■ Exercise description ■
Return each line below that contains the word "window", copying every such line in full.

■ Source data ■
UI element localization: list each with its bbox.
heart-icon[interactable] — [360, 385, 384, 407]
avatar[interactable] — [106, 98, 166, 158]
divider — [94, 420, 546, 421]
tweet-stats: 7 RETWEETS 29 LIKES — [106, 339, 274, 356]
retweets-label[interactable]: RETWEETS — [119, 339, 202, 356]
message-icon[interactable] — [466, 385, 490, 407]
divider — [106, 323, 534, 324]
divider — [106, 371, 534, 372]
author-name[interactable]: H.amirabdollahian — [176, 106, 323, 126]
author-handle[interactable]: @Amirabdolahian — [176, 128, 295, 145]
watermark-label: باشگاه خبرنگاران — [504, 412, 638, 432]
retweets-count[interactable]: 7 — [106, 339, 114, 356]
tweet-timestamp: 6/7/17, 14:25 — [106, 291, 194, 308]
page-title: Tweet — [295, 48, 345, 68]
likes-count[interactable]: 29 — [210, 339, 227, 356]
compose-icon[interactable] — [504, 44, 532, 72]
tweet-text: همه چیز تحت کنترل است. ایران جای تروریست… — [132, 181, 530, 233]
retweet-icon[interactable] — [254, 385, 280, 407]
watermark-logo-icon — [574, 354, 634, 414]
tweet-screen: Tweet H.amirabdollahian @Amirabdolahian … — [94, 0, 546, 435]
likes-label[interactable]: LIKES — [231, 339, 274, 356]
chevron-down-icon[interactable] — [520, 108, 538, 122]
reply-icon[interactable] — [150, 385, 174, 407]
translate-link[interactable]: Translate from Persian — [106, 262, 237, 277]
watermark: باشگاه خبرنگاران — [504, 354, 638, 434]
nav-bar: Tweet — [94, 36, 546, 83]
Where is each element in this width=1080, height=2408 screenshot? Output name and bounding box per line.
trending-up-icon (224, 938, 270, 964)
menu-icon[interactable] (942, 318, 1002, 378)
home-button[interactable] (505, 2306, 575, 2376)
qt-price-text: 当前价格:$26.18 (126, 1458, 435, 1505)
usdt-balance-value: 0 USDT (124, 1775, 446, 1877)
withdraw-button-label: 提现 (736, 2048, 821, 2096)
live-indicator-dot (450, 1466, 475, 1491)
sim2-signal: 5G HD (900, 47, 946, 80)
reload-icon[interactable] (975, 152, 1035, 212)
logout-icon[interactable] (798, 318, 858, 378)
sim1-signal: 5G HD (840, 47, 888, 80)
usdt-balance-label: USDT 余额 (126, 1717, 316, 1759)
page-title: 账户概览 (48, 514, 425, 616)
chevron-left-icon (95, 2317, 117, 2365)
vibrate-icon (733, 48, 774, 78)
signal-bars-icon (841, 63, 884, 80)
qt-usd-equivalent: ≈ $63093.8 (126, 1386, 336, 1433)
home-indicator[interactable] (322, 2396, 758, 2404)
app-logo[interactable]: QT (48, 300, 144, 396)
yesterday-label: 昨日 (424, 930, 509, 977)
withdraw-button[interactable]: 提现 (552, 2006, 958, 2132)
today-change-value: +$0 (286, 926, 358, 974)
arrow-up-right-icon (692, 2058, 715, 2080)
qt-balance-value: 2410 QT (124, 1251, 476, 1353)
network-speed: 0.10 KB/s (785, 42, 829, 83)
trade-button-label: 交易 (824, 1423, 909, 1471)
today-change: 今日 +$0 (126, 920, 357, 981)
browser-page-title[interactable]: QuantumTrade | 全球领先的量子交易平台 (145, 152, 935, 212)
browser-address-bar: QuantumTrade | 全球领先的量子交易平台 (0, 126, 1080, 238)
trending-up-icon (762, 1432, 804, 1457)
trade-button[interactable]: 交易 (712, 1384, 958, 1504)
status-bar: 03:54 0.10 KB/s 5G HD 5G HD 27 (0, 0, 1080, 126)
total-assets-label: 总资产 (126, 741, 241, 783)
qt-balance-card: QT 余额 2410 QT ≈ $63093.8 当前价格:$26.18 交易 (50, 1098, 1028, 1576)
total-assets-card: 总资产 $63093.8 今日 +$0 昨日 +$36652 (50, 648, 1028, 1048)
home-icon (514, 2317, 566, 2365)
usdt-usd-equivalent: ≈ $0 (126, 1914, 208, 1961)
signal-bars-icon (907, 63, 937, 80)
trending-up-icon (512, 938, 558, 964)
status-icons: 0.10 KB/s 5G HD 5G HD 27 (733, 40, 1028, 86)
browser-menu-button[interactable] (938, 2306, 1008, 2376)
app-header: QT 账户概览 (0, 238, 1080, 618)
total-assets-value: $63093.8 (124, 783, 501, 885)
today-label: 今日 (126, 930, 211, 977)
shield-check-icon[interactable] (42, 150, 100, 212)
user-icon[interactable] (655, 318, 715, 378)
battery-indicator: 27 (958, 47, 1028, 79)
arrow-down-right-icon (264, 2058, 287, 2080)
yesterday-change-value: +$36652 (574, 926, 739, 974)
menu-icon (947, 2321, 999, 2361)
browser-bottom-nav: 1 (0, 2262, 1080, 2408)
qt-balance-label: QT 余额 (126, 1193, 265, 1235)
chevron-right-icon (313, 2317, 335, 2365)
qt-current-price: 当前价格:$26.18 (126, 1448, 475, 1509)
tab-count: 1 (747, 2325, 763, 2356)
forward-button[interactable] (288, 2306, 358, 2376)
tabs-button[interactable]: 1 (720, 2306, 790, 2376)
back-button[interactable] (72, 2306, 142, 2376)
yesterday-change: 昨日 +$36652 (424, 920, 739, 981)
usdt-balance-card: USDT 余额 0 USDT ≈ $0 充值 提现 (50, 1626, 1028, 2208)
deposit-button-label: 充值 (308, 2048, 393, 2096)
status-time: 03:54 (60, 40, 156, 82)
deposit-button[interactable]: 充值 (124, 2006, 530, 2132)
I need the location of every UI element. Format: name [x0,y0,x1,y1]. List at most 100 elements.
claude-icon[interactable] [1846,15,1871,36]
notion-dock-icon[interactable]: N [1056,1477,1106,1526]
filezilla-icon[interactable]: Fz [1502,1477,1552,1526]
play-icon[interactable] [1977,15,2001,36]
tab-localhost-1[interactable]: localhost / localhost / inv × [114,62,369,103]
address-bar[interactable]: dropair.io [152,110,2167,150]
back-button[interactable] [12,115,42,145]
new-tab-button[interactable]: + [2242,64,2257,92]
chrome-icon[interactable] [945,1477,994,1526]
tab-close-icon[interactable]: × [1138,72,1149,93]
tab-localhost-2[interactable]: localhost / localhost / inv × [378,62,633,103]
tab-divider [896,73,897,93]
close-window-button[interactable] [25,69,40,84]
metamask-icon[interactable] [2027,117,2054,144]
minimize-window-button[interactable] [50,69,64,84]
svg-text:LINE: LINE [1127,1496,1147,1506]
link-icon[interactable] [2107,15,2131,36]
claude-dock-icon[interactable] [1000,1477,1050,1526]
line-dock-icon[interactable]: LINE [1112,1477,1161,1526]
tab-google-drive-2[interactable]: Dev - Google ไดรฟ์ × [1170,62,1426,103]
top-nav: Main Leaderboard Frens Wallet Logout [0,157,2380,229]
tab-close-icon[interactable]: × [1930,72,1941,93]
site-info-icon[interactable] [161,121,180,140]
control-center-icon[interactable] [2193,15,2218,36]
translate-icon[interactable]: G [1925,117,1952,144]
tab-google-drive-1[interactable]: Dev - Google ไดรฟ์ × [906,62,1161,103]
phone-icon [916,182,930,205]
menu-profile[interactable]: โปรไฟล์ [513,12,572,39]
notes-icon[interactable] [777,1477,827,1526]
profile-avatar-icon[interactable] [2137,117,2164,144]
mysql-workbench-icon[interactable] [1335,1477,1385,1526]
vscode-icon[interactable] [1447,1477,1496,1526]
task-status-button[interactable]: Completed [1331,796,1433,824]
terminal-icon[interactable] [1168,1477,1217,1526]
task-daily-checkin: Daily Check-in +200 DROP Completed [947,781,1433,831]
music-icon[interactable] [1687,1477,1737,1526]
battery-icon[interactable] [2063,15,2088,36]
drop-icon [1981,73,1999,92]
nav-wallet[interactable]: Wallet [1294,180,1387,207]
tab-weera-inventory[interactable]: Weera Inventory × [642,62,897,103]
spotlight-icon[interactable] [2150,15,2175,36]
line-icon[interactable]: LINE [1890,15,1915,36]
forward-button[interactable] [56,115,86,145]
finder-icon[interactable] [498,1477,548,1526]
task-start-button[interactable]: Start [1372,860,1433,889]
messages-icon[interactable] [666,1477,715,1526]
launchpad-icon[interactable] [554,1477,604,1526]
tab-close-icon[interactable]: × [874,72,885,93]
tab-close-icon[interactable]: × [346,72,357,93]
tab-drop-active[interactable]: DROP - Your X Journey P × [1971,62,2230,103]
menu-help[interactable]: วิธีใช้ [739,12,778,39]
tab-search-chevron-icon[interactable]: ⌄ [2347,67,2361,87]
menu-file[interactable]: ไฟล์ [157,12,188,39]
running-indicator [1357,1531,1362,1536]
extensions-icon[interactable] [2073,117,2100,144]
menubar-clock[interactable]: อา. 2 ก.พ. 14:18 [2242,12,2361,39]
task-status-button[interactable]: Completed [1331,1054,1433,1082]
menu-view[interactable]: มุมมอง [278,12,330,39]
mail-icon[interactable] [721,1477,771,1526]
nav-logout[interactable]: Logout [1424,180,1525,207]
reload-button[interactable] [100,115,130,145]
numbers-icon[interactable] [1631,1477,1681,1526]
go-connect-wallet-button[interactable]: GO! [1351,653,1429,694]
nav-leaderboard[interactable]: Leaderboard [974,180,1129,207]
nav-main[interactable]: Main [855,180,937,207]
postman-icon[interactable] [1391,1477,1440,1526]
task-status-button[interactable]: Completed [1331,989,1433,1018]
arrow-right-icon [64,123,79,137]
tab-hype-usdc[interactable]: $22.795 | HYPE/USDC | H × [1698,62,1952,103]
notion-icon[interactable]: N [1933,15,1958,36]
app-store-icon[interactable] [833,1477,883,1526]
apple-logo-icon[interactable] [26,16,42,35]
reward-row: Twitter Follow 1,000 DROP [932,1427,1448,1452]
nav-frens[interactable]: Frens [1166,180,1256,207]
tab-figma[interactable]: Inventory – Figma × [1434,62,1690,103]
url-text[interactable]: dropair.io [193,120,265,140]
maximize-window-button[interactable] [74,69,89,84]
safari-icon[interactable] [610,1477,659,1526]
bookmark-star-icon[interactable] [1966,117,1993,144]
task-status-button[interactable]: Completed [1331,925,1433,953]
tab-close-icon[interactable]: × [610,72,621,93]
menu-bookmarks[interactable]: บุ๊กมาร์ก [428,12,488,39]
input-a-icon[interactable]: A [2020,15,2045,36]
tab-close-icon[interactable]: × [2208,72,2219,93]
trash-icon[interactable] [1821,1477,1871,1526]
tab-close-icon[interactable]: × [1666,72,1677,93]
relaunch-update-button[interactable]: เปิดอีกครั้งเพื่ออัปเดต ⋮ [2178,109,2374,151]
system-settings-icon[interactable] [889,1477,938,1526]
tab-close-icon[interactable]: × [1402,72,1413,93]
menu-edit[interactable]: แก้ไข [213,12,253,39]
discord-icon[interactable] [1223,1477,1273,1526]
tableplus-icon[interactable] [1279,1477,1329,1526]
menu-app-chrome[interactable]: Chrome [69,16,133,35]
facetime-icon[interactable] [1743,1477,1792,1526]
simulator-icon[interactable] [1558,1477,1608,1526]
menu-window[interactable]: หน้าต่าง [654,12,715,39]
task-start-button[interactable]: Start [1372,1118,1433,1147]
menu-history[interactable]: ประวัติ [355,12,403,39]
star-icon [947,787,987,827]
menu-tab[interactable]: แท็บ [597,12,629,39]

■ Final answer ■
close-window-button[interactable] [25,69,40,84]
minimize-window-button[interactable] [50,69,64,84]
maximize-window-button[interactable] [74,69,89,84]
menu-window[interactable]: หน้าต่าง [654,12,715,39]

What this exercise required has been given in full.